→ To do
a. In the passage on computer-assisted reviewing, what kinds of numbers does the example list when it explains that a difference on a number varies in value?
b. In the passage on computer-assisted reviewing, what is the main goal when a document is compared with an updated or modified version of it?

→ Source excerpt
+ + + + + + +

= Computer-assisted reviewing =

Text-comparison software

Computer-assisted reviewing (CAR) tools are pieces of software based on text-comparison and analysis algorithms. These tools focus on the differences between two documents, taking into account each document's typeface through an intelligent analysis.

==Detecting differences==
The intelligent analysis used by CAR tools detect the differences do not have the same value depending on their type and/or the document field/subject. For example, a difference on a number is not the same if this number is a date, a price, a page number, a figure number, a part of an address, a footnote call, a list item number, a title number, etc.
- a title number or a list item number difference can be of no interest if these numbers will be re-calculated afterward before printing or publishing by a text processing tool,
- a small number difference like "1" to "one" or "1" to "1st" is often of secondary interest, depending on the subject and the field of the document
- while some other number differences can be very damageable to the document.

These tools are interesting in various kind of applications:
- comparison between a document and an updated/modified version of it. The main goal is then to highlight the modifications made by a third person or a text processing software.

+ + + + + + +

→ Rows
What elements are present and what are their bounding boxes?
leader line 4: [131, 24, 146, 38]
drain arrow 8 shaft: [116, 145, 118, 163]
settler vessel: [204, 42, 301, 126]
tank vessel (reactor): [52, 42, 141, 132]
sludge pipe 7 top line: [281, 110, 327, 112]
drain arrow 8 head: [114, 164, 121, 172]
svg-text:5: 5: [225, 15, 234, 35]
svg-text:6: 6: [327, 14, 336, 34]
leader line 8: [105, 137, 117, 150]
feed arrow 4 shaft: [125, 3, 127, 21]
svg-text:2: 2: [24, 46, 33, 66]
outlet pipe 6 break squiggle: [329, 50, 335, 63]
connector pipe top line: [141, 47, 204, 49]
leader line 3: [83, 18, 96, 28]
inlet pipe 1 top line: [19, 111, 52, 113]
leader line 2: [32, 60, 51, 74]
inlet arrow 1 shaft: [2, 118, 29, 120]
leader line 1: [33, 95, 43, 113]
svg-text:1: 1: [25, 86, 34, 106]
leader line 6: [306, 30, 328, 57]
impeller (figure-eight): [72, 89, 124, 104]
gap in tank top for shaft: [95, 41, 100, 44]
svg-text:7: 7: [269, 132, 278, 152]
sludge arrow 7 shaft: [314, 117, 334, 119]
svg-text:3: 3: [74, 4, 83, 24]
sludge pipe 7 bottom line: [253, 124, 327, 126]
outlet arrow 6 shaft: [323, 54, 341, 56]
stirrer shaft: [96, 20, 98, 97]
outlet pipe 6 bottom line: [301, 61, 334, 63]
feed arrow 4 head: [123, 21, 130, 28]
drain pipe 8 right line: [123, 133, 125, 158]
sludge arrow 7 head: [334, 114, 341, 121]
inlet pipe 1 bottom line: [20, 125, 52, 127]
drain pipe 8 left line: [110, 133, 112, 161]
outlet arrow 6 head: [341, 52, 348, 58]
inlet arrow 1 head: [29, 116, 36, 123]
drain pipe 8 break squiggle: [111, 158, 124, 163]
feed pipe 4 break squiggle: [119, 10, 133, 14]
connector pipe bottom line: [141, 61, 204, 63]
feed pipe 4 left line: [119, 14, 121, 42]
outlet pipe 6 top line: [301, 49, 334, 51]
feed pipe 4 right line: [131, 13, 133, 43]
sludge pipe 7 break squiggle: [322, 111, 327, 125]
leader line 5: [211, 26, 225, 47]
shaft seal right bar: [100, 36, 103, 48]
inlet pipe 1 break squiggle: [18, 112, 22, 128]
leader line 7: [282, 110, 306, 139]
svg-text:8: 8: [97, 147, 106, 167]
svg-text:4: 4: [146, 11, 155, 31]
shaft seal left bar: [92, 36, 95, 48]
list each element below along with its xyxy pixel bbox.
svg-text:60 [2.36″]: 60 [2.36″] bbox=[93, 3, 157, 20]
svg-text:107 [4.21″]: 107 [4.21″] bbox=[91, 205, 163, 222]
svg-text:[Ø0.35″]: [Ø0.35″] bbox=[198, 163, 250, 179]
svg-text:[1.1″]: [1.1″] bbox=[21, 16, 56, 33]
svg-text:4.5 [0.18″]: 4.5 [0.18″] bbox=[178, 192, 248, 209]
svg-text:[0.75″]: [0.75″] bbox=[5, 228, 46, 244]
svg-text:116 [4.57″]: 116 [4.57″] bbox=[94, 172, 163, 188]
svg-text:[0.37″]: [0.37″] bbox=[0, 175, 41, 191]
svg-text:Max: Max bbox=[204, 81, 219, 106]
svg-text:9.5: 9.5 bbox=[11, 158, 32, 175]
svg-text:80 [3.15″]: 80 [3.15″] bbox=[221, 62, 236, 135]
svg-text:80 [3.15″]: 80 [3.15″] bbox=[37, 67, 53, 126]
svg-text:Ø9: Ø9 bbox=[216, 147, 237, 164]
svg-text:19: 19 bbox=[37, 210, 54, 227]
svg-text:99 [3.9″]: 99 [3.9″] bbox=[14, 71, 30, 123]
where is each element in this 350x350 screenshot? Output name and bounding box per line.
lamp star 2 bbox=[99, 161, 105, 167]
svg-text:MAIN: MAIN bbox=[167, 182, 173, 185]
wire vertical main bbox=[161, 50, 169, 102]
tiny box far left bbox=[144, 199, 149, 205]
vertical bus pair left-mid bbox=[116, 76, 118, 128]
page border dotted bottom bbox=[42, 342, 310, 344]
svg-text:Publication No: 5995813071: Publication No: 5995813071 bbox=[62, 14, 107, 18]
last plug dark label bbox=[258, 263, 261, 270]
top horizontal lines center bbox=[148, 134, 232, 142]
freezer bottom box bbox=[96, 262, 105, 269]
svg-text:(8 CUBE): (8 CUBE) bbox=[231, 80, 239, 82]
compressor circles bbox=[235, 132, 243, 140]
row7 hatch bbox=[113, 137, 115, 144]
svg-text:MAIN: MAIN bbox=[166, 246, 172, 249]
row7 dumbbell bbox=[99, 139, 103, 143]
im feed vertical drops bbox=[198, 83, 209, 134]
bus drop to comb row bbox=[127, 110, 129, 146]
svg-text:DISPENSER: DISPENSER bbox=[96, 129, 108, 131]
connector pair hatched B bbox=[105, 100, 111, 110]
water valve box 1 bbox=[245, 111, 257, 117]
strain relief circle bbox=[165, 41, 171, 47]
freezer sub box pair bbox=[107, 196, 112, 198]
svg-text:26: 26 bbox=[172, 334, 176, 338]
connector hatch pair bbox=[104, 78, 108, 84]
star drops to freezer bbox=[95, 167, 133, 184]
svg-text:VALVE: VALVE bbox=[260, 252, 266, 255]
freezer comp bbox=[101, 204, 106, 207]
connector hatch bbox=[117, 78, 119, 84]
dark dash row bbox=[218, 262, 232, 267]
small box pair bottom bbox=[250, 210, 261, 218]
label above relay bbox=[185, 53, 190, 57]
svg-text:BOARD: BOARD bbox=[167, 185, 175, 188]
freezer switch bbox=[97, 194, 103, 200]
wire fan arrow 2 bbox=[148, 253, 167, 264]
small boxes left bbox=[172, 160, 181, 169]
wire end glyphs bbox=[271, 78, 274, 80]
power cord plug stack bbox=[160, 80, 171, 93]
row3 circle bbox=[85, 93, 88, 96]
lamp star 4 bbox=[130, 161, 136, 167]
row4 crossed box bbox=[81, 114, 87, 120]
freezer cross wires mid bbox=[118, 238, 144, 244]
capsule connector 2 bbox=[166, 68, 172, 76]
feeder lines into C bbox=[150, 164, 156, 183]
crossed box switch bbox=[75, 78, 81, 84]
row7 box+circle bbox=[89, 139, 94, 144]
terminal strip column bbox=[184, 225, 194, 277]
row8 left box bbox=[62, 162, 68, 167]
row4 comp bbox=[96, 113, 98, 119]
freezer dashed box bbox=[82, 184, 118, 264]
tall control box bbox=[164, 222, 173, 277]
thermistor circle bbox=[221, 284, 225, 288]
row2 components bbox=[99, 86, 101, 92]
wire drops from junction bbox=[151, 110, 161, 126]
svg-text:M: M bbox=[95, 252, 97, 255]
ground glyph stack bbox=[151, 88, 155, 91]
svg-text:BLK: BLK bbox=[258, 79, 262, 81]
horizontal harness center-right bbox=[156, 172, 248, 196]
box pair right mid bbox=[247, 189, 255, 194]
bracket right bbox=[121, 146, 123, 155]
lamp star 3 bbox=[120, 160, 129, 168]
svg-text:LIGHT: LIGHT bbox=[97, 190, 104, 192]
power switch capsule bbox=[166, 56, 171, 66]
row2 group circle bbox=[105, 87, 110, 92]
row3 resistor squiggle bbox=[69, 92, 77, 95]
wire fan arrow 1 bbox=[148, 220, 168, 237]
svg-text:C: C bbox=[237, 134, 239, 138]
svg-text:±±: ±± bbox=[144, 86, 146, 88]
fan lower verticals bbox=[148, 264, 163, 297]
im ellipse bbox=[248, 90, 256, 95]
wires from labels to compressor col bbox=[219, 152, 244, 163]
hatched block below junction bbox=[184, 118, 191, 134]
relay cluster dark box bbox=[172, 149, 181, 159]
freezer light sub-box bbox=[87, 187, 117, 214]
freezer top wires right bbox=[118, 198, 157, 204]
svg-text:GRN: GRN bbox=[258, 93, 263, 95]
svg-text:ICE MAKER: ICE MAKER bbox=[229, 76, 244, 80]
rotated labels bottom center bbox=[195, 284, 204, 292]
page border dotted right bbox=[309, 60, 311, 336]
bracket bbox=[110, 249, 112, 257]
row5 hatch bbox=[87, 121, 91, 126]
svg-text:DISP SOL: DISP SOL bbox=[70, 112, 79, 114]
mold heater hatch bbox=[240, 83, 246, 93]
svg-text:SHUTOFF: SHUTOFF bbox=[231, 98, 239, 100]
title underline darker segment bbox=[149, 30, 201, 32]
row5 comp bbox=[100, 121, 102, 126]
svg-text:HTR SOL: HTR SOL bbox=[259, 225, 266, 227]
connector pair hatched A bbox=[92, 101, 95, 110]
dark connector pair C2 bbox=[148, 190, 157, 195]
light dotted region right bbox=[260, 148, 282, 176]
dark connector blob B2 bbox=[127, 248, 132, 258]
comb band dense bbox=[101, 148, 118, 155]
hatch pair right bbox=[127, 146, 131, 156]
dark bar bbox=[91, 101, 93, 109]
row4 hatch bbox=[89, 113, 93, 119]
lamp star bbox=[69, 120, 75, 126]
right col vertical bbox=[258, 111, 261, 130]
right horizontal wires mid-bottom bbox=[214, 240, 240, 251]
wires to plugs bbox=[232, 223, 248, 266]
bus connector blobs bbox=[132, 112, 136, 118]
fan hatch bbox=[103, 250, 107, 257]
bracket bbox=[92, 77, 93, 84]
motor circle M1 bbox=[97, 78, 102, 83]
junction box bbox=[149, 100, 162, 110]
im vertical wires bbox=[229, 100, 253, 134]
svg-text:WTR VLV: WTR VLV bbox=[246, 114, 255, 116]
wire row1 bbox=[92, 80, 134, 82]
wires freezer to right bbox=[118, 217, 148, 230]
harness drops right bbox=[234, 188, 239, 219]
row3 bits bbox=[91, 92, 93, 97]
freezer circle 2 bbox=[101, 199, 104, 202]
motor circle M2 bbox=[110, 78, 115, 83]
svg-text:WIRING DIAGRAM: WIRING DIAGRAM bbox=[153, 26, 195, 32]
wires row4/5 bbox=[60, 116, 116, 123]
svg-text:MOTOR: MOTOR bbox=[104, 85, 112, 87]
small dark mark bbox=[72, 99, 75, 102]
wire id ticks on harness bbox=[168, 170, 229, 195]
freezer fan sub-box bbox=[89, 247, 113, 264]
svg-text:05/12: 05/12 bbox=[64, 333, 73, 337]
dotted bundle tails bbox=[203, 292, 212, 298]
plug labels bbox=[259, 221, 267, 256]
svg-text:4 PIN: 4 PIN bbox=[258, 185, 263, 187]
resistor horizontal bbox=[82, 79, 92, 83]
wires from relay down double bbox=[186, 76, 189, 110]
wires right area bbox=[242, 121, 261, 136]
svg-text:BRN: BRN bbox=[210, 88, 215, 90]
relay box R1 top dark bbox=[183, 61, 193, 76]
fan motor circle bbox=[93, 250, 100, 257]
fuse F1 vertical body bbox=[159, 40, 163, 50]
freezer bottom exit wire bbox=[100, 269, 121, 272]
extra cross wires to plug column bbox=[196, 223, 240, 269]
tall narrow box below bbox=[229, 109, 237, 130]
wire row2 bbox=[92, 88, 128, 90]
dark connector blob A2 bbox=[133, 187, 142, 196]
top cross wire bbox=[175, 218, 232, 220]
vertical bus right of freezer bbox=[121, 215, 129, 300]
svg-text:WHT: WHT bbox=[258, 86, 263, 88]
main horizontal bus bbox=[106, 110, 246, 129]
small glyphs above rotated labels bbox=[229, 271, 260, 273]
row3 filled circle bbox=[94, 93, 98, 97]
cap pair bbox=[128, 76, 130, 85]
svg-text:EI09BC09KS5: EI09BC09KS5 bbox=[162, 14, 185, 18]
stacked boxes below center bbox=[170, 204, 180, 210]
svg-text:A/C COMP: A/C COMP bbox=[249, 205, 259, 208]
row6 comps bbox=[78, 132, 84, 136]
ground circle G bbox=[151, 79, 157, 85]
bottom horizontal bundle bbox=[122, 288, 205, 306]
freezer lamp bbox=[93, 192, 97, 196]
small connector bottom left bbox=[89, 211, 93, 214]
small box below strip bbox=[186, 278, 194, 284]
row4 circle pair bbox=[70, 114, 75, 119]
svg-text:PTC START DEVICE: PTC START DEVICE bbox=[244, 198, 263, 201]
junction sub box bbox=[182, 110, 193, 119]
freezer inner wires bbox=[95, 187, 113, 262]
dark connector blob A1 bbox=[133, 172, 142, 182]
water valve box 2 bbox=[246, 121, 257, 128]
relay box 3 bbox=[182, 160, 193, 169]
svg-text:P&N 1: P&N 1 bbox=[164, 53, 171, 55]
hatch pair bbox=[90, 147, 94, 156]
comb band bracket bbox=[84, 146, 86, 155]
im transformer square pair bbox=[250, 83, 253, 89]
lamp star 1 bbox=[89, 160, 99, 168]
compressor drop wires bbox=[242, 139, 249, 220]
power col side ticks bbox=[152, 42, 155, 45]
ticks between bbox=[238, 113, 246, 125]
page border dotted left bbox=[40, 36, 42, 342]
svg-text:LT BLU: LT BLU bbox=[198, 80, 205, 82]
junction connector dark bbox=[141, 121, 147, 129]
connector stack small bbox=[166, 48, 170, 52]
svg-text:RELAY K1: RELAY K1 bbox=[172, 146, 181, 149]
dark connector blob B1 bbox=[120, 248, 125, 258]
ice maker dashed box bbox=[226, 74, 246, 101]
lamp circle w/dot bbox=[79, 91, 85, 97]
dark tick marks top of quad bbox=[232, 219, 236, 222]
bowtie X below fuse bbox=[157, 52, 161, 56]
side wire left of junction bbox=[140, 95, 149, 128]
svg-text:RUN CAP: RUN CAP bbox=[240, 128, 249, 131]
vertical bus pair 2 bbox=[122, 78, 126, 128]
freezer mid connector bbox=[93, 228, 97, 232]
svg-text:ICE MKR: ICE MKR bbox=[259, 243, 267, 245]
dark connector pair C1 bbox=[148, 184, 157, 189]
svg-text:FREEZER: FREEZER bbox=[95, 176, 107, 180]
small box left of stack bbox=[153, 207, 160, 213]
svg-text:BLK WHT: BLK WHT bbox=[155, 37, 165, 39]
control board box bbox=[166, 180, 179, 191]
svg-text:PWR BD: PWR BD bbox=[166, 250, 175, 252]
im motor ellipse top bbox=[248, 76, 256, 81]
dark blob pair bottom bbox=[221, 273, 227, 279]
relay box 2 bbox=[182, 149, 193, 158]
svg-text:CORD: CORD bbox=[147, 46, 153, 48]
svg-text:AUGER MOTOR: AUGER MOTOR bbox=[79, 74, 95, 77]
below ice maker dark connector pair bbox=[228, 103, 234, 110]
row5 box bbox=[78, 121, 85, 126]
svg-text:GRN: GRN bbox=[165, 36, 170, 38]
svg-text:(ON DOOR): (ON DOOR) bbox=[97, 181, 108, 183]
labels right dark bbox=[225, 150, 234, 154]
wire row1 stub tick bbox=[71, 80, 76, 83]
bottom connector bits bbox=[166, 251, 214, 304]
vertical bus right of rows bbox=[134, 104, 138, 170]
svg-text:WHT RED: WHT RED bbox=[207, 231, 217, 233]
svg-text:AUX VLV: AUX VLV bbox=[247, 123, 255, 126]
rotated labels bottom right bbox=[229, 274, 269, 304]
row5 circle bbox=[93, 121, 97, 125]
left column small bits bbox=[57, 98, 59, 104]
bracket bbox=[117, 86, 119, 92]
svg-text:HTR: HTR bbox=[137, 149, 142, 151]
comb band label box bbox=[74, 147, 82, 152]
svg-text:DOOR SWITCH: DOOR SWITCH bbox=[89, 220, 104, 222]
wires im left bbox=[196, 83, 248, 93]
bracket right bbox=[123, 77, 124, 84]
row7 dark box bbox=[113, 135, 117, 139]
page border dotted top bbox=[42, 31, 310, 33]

+ + + + + + +

→ Outputs by task
a.
- a date
- a price
- a page number
- a figure number
- a part of an address
- a footnote call
- a list item number
- a title number

b. The main goal is to highlight the modifications made by a third person or a text processing software.